• **Input data**:
-- START --
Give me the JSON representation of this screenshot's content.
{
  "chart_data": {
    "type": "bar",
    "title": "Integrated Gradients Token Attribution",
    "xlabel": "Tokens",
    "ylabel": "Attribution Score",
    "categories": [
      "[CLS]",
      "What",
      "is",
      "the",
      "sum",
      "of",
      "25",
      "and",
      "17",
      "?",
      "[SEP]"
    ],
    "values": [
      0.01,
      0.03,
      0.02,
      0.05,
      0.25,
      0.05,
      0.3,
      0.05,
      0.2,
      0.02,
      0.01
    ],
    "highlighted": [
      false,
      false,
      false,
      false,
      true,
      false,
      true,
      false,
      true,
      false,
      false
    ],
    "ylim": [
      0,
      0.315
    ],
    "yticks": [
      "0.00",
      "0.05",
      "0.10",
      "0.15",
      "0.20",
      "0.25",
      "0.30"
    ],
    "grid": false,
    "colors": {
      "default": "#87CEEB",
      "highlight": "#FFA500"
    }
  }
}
-- END --
-- START --
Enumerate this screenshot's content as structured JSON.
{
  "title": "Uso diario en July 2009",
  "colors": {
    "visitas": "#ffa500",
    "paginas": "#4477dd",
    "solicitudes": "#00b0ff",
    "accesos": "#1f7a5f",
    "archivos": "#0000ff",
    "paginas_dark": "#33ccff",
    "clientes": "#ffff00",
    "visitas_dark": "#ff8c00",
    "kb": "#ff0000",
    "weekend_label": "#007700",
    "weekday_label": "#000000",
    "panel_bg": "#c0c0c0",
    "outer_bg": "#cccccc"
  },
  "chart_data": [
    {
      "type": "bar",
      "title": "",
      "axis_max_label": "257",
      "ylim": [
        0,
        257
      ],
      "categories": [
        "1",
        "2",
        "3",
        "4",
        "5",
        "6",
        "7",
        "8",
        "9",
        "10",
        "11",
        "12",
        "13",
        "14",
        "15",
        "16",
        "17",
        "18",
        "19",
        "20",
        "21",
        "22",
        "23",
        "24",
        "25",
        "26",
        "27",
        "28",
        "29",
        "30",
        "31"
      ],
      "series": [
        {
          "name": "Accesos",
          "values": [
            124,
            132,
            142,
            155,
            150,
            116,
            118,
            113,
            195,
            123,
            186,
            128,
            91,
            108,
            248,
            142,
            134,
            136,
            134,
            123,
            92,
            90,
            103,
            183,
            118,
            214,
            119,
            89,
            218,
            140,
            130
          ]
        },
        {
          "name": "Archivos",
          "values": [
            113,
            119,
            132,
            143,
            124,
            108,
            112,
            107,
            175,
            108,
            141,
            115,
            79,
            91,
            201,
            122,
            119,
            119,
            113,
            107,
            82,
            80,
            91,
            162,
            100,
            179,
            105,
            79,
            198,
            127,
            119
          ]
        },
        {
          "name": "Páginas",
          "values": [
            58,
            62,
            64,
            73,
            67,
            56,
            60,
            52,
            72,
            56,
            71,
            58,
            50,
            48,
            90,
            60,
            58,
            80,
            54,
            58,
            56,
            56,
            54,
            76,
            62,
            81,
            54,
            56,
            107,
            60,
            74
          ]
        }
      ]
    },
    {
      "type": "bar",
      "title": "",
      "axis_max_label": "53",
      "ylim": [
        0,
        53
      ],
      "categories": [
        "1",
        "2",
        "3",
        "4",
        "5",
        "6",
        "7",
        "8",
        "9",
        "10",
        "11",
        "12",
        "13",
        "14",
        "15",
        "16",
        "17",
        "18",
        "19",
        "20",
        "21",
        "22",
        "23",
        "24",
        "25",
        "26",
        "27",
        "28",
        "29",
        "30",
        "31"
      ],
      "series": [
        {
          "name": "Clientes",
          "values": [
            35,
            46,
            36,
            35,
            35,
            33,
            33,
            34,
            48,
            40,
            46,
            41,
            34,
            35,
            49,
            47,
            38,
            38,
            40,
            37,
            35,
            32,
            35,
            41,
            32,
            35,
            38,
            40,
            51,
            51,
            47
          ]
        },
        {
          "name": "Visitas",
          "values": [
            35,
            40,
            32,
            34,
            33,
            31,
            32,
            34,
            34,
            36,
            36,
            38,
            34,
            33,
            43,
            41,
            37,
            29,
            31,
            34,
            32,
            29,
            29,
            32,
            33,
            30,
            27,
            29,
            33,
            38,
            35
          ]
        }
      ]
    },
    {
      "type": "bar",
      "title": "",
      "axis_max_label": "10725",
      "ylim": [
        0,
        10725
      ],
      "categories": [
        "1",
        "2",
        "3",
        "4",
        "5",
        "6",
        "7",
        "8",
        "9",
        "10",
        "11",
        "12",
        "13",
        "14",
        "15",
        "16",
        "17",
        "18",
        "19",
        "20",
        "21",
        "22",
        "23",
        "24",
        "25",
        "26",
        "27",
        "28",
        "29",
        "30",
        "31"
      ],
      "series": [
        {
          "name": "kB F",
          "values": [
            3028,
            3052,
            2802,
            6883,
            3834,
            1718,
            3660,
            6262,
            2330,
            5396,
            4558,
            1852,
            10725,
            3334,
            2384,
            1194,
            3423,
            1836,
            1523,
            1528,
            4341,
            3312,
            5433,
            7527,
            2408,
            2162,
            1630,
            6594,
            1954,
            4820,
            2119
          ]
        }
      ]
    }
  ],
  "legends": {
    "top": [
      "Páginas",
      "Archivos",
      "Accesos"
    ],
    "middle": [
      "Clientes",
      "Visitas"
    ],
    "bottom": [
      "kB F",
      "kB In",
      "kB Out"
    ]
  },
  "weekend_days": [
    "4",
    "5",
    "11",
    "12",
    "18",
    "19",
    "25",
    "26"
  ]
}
-- END --
• **Requirement**:
Check each line above for the word "content", and copy the lines where it appears.

• **Solution**:
Give me the JSON representation of this screenshot's content.
Enumerate this screenshot's content as structured JSON.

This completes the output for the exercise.